■ **Work required**: Show each line from the listing that includes the word "professionnel".

## Start Input rows

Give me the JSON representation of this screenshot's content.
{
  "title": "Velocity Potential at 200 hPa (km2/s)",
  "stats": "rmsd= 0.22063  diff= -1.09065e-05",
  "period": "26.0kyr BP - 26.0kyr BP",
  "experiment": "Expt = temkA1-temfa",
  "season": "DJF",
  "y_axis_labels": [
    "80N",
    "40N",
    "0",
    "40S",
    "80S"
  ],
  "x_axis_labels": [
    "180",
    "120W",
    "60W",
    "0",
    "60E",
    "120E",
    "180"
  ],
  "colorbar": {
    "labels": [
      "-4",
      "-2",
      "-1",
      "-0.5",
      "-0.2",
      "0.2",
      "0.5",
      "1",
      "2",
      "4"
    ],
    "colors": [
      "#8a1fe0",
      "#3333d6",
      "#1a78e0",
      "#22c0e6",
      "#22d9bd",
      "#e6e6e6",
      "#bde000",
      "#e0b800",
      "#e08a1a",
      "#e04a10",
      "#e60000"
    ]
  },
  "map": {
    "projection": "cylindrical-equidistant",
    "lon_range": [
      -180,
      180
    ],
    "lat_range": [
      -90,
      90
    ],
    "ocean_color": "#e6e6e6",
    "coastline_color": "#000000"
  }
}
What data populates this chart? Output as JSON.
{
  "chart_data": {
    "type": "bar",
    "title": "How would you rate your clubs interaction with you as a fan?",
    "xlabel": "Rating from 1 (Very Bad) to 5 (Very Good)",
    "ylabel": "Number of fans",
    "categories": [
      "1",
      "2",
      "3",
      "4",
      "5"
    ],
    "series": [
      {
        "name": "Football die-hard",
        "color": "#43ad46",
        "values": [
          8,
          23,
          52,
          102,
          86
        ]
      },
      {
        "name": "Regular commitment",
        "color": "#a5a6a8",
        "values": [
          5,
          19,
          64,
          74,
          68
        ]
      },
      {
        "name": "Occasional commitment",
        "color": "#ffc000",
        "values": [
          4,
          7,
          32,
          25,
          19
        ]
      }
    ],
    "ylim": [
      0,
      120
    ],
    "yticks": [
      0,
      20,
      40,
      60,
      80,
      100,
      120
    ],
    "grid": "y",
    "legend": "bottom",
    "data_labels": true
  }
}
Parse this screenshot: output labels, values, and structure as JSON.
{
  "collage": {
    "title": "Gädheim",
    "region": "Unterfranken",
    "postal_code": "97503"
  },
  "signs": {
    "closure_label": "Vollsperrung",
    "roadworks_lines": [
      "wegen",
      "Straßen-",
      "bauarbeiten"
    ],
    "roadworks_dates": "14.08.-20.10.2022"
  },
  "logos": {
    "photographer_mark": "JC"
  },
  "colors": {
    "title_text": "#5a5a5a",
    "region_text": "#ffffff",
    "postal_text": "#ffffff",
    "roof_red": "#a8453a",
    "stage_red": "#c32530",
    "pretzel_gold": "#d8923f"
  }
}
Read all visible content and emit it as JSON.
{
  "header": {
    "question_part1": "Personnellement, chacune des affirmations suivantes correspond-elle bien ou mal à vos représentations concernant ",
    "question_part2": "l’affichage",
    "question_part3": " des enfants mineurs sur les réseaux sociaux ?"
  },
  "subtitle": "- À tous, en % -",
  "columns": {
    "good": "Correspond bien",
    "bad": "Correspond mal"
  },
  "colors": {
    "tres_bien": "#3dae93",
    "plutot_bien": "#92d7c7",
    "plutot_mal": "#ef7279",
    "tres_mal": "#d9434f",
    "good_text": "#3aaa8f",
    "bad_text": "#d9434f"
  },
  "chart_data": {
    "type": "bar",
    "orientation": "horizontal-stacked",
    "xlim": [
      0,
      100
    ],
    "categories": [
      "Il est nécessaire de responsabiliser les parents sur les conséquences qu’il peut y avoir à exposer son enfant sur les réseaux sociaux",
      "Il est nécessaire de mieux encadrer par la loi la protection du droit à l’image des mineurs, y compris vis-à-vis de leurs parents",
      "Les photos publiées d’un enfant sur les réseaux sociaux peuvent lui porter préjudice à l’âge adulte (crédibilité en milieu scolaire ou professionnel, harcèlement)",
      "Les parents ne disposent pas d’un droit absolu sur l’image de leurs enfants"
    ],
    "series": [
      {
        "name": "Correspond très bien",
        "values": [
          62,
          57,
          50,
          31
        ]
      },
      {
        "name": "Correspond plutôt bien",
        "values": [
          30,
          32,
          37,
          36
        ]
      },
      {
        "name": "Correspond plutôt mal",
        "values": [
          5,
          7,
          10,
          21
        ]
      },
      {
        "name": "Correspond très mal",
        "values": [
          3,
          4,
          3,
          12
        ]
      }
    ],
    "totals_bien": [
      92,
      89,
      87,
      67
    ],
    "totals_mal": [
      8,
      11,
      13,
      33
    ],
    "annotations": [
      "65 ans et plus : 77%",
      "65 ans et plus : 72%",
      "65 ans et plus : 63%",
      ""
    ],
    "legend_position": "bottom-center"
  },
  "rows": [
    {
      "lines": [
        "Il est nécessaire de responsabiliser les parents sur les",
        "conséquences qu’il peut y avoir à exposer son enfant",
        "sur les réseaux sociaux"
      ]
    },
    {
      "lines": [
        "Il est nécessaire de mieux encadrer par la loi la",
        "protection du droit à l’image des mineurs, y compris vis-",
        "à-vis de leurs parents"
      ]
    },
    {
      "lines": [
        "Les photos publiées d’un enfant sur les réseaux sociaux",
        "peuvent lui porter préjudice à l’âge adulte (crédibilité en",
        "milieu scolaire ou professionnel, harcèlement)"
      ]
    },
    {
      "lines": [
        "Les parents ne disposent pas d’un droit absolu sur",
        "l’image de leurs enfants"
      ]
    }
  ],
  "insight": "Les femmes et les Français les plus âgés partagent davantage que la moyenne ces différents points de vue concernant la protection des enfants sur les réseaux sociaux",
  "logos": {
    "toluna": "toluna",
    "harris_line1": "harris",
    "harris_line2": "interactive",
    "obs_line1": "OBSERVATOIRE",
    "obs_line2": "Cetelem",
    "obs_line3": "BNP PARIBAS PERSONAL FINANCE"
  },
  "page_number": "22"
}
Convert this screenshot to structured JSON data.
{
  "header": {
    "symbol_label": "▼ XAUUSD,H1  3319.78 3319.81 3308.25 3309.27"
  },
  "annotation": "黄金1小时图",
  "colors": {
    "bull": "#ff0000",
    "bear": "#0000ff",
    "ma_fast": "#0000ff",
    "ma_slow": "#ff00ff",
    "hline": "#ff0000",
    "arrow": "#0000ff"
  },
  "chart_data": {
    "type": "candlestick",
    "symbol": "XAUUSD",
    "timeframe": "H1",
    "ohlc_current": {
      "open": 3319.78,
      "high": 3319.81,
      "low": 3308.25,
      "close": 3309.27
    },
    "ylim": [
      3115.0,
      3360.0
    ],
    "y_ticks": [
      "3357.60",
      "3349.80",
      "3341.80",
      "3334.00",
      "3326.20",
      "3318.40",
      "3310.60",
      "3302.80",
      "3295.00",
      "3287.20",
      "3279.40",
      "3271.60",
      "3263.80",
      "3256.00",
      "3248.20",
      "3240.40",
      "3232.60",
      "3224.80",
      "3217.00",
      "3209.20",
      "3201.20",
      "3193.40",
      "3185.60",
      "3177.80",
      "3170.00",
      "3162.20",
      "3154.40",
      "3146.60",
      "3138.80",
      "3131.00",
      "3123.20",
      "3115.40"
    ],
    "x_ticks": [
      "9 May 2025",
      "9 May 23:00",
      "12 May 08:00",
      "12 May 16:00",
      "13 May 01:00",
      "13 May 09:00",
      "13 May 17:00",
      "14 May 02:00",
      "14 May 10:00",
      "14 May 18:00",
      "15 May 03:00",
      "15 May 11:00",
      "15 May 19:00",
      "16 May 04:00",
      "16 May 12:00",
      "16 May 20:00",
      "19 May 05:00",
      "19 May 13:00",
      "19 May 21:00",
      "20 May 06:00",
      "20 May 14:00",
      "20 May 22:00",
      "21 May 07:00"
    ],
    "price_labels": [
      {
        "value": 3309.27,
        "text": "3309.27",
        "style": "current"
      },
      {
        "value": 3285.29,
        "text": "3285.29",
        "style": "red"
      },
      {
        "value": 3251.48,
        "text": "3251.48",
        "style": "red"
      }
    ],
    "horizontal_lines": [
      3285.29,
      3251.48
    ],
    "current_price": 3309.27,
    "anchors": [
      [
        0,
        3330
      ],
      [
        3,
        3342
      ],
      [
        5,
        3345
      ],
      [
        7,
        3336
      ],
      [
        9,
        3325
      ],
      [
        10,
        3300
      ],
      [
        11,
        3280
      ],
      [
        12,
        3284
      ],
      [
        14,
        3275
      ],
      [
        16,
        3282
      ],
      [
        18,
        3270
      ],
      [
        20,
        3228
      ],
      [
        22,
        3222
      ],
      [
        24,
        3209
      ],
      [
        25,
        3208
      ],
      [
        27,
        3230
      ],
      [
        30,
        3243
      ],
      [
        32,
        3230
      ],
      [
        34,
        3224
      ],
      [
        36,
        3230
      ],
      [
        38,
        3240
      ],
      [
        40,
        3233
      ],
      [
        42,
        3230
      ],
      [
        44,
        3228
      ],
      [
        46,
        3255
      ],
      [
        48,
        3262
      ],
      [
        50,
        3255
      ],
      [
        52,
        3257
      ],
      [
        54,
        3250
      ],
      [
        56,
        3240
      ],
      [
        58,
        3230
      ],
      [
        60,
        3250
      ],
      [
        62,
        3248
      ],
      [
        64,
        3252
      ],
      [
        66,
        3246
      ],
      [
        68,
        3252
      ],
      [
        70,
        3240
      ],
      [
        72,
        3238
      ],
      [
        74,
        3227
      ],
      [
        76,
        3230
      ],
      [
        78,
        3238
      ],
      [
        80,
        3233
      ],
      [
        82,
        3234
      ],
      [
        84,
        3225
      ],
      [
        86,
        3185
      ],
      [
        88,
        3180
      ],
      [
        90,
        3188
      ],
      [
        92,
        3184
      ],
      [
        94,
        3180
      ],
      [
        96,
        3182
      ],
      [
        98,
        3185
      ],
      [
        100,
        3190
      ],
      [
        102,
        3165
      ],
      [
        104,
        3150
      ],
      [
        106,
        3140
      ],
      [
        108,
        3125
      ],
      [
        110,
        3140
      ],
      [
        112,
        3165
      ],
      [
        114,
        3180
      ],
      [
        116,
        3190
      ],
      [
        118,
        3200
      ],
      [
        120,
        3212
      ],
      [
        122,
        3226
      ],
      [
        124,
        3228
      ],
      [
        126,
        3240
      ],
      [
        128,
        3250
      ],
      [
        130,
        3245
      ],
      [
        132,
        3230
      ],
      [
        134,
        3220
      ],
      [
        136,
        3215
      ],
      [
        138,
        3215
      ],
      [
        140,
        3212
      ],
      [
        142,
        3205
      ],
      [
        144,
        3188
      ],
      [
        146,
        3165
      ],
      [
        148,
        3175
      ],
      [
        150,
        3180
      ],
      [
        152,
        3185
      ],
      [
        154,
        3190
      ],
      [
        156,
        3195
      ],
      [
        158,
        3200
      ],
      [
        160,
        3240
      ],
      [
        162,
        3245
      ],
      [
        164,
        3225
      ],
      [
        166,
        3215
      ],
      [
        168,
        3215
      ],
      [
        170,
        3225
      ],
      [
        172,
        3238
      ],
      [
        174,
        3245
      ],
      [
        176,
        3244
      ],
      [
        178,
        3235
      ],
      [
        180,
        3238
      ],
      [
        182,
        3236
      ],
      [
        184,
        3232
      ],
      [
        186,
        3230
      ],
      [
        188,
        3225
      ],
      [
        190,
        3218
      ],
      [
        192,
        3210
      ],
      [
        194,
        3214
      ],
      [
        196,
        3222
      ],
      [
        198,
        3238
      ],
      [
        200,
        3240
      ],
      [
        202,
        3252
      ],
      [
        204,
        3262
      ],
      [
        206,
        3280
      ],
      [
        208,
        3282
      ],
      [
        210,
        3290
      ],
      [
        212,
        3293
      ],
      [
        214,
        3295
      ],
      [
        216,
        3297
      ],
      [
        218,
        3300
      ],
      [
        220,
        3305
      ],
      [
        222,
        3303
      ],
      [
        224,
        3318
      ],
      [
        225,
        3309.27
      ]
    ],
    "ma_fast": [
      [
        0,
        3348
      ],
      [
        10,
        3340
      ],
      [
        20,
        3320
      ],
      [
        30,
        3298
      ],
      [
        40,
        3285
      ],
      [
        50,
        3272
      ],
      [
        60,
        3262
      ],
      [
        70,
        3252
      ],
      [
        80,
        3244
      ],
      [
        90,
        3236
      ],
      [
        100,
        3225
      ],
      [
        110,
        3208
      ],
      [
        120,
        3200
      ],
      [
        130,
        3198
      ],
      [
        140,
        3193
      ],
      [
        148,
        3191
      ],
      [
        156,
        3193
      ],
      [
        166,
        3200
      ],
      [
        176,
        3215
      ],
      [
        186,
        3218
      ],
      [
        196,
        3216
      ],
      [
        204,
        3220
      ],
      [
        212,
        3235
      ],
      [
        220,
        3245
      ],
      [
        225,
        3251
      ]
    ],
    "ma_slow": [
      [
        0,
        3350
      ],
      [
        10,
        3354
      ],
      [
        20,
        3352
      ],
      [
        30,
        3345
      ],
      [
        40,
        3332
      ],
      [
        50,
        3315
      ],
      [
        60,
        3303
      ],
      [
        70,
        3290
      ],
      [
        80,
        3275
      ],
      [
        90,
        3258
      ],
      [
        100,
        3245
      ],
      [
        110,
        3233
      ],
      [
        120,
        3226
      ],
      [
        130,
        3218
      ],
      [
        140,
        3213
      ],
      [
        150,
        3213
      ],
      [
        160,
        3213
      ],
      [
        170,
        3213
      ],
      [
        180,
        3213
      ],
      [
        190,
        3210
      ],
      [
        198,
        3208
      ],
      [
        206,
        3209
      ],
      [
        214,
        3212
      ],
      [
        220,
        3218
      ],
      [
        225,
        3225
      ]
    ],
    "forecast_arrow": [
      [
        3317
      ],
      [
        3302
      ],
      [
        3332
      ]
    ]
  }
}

## End Input rows

■ **Task answer**:
      "Les photos publiées d’un enfant sur les réseaux sociaux peuvent lui porter préjudice à l’âge adulte (crédibilité en milieu scolaire ou professionnel, harcèlement)",
        "milieu scolaire ou professionnel, harcèlement)"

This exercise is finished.